EXTRACTED RECORDS →
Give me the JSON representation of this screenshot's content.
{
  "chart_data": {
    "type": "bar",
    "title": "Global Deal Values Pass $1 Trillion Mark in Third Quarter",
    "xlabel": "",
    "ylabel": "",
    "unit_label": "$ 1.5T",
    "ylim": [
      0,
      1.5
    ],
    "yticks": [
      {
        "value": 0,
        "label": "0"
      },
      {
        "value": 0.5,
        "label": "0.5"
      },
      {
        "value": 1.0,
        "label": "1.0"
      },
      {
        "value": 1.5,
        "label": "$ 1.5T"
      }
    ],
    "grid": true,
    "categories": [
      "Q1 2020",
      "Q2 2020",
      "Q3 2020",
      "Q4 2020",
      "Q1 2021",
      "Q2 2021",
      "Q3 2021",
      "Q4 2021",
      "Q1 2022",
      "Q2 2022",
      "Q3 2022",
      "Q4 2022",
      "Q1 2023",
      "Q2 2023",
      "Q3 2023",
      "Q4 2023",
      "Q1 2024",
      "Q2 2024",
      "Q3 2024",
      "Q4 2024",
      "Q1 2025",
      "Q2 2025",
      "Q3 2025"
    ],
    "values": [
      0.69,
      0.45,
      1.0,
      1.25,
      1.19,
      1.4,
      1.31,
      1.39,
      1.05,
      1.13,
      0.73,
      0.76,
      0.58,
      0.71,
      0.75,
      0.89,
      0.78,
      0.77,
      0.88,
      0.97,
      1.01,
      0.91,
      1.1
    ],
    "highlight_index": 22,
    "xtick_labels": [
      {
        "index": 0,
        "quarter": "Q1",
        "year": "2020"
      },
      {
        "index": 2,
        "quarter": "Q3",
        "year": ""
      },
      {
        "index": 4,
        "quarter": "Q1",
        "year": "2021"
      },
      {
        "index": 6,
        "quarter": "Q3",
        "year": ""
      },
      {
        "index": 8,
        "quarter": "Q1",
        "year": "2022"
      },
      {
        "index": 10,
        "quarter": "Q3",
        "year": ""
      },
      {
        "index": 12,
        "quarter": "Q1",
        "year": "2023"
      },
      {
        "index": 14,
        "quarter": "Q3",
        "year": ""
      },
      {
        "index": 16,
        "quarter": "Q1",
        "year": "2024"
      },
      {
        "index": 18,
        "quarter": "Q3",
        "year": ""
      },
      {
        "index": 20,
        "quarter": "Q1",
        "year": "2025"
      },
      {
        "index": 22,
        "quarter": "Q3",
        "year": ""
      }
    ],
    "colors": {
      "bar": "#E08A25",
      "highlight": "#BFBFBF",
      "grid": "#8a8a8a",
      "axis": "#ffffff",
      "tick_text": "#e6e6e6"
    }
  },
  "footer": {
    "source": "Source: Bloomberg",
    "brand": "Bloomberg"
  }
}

TASK DIRECTIONS →
Each of the records should be retyped exactly.

SOLUTION TO THIS EXERCISE →
Give me the JSON representation of this screenshot's content.
{
  "chart_data": {
    "type": "bar",
    "title": "Global Deal Values Pass $1 Trillion Mark in Third Quarter",
    "xlabel": "",
    "ylabel": "",
    "unit_label": "$ 1.5T",
    "ylim": [
      0,
      1.5
    ],
    "yticks": [
      {
        "value": 0,
        "label": "0"
      },
      {
        "value": 0.5,
        "label": "0.5"
      },
      {
        "value": 1.0,
        "label": "1.0"
      },
      {
        "value": 1.5,
        "label": "$ 1.5T"
      }
    ],
    "grid": true,
    "categories": [
      "Q1 2020",
      "Q2 2020",
      "Q3 2020",
      "Q4 2020",
      "Q1 2021",
      "Q2 2021",
      "Q3 2021",
      "Q4 2021",
      "Q1 2022",
      "Q2 2022",
      "Q3 2022",
      "Q4 2022",
      "Q1 2023",
      "Q2 2023",
      "Q3 2023",
      "Q4 2023",
      "Q1 2024",
      "Q2 2024",
      "Q3 2024",
      "Q4 2024",
      "Q1 2025",
      "Q2 2025",
      "Q3 2025"
    ],
    "values": [
      0.69,
      0.45,
      1.0,
      1.25,
      1.19,
      1.4,
      1.31,
      1.39,
      1.05,
      1.13,
      0.73,
      0.76,
      0.58,
      0.71,
      0.75,
      0.89,
      0.78,
      0.77,
      0.88,
      0.97,
      1.01,
      0.91,
      1.1
    ],
    "highlight_index": 22,
    "xtick_labels": [
      {
        "index": 0,
        "quarter": "Q1",
        "year": "2020"
      },
      {
        "index": 2,
        "quarter": "Q3",
        "year": ""
      },
      {
        "index": 4,
        "quarter": "Q1",
        "year": "2021"
      },
      {
        "index": 6,
        "quarter": "Q3",
        "year": ""
      },
      {
        "index": 8,
        "quarter": "Q1",
        "year": "2022"
      },
      {
        "index": 10,
        "quarter": "Q3",
        "year": ""
      },
      {
        "index": 12,
        "quarter": "Q1",
        "year": "2023"
      },
      {
        "index": 14,
        "quarter": "Q3",
        "year": ""
      },
      {
        "index": 16,
        "quarter": "Q1",
        "year": "2024"
      },
      {
        "index": 18,
        "quarter": "Q3",
        "year": ""
      },
      {
        "index": 20,
        "quarter": "Q1",
        "year": "2025"
      },
      {
        "index": 22,
        "quarter": "Q3",
        "year": ""
      }
    ],
    "colors": {
      "bar": "#E08A25",
      "highlight": "#BFBFBF",
      "grid": "#8a8a8a",
      "axis": "#ffffff",
      "tick_text": "#e6e6e6"
    }
  },
  "footer": {
    "source": "Source: Bloomberg",
    "brand": "Bloomberg"
  }
}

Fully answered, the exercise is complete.